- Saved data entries
---------------

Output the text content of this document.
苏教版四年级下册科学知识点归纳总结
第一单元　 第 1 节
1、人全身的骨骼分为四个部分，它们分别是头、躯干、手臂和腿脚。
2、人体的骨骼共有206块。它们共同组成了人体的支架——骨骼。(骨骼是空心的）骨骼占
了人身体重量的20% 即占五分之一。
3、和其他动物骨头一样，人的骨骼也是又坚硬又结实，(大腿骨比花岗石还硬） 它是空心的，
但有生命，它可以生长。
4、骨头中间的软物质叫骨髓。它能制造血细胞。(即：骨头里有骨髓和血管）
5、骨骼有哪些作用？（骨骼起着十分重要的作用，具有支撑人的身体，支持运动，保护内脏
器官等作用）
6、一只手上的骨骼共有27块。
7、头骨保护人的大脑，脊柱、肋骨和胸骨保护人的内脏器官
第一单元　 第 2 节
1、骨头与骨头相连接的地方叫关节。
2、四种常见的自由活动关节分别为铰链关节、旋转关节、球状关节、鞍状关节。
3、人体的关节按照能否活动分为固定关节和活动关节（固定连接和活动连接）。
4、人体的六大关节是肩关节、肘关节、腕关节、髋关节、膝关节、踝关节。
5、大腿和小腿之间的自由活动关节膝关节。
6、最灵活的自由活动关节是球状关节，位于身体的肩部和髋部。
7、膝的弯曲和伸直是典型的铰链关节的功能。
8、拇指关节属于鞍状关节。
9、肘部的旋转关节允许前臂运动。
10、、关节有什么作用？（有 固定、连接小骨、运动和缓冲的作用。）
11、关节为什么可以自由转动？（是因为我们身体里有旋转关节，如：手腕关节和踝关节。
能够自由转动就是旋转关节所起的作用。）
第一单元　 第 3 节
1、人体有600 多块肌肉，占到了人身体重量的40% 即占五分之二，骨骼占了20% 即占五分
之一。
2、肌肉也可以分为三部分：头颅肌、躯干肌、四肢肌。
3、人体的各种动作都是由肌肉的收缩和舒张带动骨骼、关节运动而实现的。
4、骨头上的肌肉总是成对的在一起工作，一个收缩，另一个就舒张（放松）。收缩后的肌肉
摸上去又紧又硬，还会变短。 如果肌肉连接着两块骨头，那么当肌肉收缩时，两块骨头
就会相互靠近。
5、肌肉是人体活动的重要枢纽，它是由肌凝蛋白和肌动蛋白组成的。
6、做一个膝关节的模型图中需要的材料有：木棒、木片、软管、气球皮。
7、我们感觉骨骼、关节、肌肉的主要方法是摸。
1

---------------

- GOAL
Copy out all the entries shown above, character for character.

- REPLY TO THE EXERCISE
Output the text content of this document.
苏教版四年级下册科学知识点归纳总结
第一单元　 第 1 节
1、人全身的骨骼分为四个部分，它们分别是头、躯干、手臂和腿脚。
2、人体的骨骼共有206块。它们共同组成了人体的支架——骨骼。(骨骼是空心的）骨骼占
了人身体重量的20% 即占五分之一。
3、和其他动物骨头一样，人的骨骼也是又坚硬又结实，(大腿骨比花岗石还硬） 它是空心的，
但有生命，它可以生长。
4、骨头中间的软物质叫骨髓。它能制造血细胞。(即：骨头里有骨髓和血管）
5、骨骼有哪些作用？（骨骼起着十分重要的作用，具有支撑人的身体，支持运动，保护内脏
器官等作用）
6、一只手上的骨骼共有27块。
7、头骨保护人的大脑，脊柱、肋骨和胸骨保护人的内脏器官
第一单元　 第 2 节
1、骨头与骨头相连接的地方叫关节。
2、四种常见的自由活动关节分别为铰链关节、旋转关节、球状关节、鞍状关节。
3、人体的关节按照能否活动分为固定关节和活动关节（固定连接和活动连接）。
4、人体的六大关节是肩关节、肘关节、腕关节、髋关节、膝关节、踝关节。
5、大腿和小腿之间的自由活动关节膝关节。
6、最灵活的自由活动关节是球状关节，位于身体的肩部和髋部。
7、膝的弯曲和伸直是典型的铰链关节的功能。
8、拇指关节属于鞍状关节。
9、肘部的旋转关节允许前臂运动。
10、、关节有什么作用？（有 固定、连接小骨、运动和缓冲的作用。）
11、关节为什么可以自由转动？（是因为我们身体里有旋转关节，如：手腕关节和踝关节。
能够自由转动就是旋转关节所起的作用。）
第一单元　 第 3 节
1、人体有600 多块肌肉，占到了人身体重量的40% 即占五分之二，骨骼占了20% 即占五分
之一。
2、肌肉也可以分为三部分：头颅肌、躯干肌、四肢肌。
3、人体的各种动作都是由肌肉的收缩和舒张带动骨骼、关节运动而实现的。
4、骨头上的肌肉总是成对的在一起工作，一个收缩，另一个就舒张（放松）。收缩后的肌肉
摸上去又紧又硬，还会变短。 如果肌肉连接着两块骨头，那么当肌肉收缩时，两块骨头
就会相互靠近。
5、肌肉是人体活动的重要枢纽，它是由肌凝蛋白和肌动蛋白组成的。
6、做一个膝关节的模型图中需要的材料有：木棒、木片、软管、气球皮。
7、我们感觉骨骼、关节、肌肉的主要方法是摸。
1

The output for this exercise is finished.